__RECORDED INFORMATION__.
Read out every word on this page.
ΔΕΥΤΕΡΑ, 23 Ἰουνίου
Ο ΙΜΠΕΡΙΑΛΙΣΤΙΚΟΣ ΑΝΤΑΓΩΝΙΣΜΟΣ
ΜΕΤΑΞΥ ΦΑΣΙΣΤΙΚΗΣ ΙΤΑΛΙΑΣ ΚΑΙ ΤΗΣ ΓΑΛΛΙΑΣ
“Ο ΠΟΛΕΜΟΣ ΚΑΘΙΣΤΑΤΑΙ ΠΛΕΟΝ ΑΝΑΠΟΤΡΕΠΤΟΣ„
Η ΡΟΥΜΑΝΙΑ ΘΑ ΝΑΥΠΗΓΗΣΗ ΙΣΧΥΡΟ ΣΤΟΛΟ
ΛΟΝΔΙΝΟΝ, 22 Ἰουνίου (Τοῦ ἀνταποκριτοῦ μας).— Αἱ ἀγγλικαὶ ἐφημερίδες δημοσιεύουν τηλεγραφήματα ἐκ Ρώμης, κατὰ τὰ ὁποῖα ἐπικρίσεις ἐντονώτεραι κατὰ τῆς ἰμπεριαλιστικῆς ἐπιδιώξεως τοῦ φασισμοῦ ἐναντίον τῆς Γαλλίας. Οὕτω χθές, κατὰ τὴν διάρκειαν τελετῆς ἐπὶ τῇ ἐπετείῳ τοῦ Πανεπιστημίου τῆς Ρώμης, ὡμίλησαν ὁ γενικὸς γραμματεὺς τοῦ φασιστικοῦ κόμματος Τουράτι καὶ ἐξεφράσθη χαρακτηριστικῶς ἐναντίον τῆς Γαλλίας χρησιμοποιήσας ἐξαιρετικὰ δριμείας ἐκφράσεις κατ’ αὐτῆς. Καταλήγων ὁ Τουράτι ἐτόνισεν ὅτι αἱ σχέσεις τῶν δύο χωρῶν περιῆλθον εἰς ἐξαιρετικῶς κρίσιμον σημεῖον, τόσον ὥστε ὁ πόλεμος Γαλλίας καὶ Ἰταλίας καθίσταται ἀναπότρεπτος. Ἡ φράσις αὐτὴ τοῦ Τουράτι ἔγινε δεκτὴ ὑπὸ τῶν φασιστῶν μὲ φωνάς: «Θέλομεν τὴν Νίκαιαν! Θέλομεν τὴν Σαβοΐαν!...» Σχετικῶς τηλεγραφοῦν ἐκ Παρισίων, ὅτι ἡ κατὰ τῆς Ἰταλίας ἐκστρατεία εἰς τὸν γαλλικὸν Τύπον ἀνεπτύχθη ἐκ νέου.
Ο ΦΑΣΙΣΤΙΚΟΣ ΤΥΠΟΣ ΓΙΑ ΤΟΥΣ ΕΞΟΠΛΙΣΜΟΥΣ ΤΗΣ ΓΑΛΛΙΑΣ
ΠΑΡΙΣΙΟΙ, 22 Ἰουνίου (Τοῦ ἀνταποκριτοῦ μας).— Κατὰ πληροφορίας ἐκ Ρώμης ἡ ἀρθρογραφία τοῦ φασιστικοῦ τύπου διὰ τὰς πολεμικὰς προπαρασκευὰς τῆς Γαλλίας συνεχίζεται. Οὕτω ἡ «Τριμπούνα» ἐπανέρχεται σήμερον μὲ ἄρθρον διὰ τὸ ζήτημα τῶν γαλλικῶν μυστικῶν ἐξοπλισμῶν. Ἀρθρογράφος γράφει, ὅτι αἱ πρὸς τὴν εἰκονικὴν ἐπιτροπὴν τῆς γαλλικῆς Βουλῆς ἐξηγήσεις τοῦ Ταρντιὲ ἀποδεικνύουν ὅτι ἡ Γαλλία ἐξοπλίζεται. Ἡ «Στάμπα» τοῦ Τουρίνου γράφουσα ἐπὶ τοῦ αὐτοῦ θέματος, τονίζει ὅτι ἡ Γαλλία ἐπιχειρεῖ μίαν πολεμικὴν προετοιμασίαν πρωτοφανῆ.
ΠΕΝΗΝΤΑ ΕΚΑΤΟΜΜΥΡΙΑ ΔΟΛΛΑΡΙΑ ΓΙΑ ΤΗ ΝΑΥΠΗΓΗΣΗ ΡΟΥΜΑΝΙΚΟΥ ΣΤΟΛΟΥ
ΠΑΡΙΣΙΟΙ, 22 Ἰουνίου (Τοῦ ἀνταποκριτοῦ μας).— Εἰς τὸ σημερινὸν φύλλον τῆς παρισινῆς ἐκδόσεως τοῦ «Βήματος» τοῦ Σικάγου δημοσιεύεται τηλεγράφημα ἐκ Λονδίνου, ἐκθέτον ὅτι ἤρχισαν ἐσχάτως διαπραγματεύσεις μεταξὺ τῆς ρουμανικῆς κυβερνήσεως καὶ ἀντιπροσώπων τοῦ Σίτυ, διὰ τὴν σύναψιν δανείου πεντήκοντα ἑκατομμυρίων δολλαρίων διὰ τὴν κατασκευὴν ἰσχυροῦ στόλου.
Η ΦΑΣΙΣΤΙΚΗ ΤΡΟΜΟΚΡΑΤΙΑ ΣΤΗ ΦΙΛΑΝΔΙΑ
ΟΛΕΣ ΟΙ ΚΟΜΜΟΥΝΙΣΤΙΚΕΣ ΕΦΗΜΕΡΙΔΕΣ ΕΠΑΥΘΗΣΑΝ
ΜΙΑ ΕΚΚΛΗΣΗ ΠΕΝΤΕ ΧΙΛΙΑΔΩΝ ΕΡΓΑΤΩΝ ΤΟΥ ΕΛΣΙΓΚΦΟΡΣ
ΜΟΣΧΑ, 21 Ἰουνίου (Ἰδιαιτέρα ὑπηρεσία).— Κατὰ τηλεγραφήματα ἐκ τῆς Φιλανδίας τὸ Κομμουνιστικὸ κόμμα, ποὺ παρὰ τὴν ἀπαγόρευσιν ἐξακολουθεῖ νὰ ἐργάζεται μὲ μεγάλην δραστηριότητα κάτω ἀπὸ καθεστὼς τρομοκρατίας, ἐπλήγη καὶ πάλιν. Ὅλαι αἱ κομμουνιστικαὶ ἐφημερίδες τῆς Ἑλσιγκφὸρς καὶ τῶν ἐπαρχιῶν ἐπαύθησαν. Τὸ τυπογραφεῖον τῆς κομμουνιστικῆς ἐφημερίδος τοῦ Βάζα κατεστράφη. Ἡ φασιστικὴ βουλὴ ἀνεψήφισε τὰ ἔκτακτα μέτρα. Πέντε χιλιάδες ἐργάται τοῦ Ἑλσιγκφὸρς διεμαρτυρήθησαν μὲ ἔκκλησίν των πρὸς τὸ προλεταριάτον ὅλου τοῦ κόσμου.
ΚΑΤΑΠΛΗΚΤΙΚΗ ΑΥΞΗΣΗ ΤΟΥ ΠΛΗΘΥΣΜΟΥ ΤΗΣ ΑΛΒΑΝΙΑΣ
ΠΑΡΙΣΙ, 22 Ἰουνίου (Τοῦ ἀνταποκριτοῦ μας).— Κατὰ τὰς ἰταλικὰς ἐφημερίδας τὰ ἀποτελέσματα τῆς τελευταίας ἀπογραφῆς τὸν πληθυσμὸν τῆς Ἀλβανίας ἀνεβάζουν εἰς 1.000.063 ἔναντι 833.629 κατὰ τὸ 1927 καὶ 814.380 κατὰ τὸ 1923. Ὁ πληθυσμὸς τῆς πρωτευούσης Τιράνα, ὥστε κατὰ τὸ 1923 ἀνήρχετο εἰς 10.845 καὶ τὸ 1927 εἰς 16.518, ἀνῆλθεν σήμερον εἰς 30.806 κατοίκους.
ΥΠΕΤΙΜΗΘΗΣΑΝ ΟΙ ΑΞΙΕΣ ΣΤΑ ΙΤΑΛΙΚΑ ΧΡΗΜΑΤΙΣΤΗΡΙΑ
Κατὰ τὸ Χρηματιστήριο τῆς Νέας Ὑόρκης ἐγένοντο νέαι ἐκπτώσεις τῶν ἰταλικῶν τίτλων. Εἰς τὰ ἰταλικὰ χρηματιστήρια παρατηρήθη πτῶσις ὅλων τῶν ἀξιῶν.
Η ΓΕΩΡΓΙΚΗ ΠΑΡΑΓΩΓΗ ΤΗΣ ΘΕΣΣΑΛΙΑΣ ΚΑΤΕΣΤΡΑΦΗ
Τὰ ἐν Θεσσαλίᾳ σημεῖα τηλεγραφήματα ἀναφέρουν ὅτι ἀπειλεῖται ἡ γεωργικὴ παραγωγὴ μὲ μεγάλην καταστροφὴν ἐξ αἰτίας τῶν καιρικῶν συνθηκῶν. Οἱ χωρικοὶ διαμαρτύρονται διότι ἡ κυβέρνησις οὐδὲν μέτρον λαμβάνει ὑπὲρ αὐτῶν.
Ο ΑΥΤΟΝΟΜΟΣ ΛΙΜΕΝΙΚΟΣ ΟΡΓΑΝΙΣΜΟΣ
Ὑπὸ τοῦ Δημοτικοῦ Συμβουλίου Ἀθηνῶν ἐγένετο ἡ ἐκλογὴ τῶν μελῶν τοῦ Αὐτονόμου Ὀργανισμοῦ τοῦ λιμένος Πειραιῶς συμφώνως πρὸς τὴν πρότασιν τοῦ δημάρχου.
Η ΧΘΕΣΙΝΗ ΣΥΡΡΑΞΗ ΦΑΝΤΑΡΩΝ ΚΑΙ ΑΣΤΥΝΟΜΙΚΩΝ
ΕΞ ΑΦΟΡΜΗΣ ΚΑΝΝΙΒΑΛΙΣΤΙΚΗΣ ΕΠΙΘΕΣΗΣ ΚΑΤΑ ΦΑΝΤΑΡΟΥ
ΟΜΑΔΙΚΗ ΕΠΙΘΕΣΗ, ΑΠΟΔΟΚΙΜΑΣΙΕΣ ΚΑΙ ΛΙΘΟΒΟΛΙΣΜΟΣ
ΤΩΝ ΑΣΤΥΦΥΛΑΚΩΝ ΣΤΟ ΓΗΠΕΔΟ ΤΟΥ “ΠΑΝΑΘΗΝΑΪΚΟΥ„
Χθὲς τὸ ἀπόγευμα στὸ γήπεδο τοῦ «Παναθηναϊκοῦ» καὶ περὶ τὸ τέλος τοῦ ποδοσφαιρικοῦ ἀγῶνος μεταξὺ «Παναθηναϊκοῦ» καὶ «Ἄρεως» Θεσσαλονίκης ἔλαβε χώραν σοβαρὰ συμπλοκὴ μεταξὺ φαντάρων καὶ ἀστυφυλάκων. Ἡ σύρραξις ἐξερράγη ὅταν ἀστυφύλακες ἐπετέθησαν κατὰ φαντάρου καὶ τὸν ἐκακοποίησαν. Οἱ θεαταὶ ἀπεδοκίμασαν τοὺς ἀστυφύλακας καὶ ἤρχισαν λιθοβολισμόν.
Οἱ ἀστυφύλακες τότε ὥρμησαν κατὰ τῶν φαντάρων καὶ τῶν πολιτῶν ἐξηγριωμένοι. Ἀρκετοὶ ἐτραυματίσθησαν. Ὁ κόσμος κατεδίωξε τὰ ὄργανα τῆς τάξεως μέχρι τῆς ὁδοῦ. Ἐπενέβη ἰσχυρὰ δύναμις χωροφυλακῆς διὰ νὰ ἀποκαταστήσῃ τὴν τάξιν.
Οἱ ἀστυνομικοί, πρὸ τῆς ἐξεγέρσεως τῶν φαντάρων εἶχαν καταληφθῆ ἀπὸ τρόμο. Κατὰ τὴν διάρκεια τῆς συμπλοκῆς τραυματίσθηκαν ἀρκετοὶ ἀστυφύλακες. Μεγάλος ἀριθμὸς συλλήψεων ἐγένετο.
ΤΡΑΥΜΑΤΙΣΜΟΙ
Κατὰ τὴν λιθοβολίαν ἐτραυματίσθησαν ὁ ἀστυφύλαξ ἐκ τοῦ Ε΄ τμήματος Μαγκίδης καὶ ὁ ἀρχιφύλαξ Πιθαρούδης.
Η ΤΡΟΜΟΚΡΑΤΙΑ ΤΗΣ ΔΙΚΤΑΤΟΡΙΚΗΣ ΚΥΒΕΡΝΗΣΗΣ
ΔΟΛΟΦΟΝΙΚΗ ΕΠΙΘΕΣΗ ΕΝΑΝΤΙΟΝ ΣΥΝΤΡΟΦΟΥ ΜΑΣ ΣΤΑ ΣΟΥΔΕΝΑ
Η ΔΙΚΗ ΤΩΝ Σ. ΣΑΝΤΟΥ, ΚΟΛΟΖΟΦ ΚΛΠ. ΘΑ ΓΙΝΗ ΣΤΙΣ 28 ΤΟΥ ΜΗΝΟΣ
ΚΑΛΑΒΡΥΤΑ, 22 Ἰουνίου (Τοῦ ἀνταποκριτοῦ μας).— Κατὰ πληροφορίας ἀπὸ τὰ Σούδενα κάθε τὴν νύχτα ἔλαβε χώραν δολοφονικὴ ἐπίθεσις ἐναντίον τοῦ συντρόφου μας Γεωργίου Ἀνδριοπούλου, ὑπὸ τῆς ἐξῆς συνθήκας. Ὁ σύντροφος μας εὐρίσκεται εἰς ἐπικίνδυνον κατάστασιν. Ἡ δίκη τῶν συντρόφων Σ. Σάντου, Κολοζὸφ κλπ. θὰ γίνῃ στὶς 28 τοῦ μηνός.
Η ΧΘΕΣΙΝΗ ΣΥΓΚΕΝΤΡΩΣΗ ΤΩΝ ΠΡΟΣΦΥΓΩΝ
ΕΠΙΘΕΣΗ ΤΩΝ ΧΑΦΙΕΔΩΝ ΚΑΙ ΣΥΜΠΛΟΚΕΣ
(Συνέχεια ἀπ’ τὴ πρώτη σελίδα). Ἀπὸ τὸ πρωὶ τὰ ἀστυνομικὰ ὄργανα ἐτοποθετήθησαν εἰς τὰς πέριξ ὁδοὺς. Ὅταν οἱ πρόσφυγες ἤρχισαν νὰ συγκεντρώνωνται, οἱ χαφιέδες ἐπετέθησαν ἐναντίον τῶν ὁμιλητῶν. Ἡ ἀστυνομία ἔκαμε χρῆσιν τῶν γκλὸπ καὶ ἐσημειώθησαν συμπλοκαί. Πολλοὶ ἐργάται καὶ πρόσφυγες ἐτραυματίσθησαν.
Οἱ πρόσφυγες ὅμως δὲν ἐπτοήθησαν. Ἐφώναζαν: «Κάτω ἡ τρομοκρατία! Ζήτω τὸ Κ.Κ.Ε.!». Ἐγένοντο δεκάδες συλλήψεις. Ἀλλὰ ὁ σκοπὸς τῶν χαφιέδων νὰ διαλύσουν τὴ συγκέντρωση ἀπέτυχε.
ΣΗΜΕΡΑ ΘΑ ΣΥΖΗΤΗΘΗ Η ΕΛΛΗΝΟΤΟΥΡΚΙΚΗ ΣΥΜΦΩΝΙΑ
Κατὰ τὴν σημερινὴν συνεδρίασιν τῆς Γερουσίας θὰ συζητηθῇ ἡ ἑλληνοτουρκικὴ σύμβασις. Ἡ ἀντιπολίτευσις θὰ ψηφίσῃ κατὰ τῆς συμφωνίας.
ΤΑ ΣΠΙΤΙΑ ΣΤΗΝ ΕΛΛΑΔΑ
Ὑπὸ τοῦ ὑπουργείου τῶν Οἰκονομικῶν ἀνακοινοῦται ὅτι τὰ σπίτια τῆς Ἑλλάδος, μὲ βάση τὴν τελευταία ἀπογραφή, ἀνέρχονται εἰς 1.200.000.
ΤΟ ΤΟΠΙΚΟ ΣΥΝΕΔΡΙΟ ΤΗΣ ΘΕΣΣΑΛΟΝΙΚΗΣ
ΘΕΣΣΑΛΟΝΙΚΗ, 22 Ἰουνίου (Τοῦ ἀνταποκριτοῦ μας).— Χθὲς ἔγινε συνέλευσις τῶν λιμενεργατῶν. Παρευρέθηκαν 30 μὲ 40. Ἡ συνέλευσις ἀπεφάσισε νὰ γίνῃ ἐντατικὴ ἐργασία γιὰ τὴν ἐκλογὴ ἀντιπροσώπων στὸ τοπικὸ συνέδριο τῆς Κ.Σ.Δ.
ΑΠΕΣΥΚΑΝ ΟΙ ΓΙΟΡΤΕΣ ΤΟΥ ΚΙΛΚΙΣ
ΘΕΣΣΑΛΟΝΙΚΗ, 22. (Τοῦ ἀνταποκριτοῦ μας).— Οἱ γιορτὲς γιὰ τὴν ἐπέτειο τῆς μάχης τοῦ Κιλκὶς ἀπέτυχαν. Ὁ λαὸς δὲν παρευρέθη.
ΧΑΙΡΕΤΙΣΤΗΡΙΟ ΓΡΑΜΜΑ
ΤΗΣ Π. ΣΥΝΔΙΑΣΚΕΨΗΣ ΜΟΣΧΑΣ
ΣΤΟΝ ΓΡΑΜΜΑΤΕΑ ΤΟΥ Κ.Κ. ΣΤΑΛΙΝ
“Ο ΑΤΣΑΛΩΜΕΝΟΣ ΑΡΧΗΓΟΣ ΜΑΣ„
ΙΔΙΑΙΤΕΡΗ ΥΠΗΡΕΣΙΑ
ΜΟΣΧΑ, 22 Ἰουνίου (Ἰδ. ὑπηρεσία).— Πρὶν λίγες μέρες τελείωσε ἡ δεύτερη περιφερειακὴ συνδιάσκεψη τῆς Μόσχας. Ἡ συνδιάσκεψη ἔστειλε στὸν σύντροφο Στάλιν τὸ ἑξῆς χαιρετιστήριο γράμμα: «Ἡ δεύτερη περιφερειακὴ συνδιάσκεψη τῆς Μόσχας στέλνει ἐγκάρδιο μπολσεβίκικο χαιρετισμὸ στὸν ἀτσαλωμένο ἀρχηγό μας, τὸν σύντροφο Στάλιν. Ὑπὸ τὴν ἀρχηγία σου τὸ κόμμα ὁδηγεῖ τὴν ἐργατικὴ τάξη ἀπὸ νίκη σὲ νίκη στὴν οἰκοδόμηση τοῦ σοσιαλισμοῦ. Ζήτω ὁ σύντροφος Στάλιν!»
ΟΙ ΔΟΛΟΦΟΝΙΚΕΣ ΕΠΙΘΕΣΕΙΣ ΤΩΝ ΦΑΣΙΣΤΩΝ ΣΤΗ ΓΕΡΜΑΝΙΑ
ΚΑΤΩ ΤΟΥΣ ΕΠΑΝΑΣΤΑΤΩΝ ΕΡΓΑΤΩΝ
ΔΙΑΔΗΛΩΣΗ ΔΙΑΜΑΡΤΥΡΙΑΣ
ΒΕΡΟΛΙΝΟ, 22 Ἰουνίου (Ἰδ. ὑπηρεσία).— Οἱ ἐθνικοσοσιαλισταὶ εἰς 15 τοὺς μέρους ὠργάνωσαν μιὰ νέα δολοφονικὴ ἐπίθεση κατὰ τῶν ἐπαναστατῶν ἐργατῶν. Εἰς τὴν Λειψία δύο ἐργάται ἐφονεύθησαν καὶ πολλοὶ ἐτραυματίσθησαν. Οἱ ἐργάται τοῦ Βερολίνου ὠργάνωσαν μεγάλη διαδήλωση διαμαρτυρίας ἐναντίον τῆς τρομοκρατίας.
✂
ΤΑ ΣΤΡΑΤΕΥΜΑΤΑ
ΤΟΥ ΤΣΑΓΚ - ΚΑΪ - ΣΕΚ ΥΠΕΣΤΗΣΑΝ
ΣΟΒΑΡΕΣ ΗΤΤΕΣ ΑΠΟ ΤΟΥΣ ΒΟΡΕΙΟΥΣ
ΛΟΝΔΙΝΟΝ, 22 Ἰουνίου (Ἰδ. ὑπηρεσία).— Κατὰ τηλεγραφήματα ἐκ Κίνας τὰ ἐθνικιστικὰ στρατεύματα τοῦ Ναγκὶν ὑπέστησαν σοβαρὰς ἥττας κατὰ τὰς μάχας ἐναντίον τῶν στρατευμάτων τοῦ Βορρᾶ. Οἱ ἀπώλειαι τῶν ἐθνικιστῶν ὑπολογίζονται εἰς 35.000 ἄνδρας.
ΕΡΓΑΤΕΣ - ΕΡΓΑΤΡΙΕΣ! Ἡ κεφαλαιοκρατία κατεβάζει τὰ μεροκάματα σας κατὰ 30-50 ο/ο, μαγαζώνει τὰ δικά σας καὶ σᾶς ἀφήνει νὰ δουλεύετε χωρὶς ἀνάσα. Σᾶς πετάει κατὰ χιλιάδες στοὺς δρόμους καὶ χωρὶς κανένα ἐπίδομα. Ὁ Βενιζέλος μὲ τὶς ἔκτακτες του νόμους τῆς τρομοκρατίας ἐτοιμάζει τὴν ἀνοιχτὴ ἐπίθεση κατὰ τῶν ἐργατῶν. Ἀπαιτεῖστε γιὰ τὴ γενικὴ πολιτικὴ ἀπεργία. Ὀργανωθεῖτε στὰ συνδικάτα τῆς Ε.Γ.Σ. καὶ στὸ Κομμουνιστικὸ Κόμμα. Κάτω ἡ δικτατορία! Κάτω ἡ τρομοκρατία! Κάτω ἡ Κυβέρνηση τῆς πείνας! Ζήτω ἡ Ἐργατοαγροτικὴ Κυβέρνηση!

__SHORT PROBLEM__.
Copy every line of the data that holds the string "ἐπετέθησαν".

__TASK RESULT__.
Χθὲς τὸ ἀπόγευμα στὸ γήπεδο τοῦ «Παναθηναϊκοῦ» καὶ περὶ τὸ τέλος τοῦ ποδοσφαιρικοῦ ἀγῶνος μεταξὺ «Παναθηναϊκοῦ» καὶ «Ἄρεως» Θεσσαλονίκης ἔλαβε χώραν σοβαρὰ συμπλοκὴ μεταξὺ φαντάρων καὶ ἀστυφυλάκων. Ἡ σύρραξις ἐξερράγη ὅταν ἀστυφύλακες ἐπετέθησαν κατὰ φαντάρου καὶ τὸν ἐκακοποίησαν. Οἱ θεαταὶ ἀπεδοκίμασαν τοὺς ἀστυφύλακας καὶ ἤρχισαν λιθοβολισμόν.
(Συνέχεια ἀπ’ τὴ πρώτη σελίδα). Ἀπὸ τὸ πρωὶ τὰ ἀστυνομικὰ ὄργανα ἐτοποθετήθησαν εἰς τὰς πέριξ ὁδοὺς. Ὅταν οἱ πρόσφυγες ἤρχισαν νὰ συγκεντρώνωνται, οἱ χαφιέδες ἐπετέθησαν ἐναντίον τῶν ὁμιλητῶν. Ἡ ἀστυνομία ἔκαμε χρῆσιν τῶν γκλὸπ καὶ ἐσημειώθησαν συμπλοκαί. Πολλοὶ ἐργάται καὶ πρόσφυγες ἐτραυματίσθησαν.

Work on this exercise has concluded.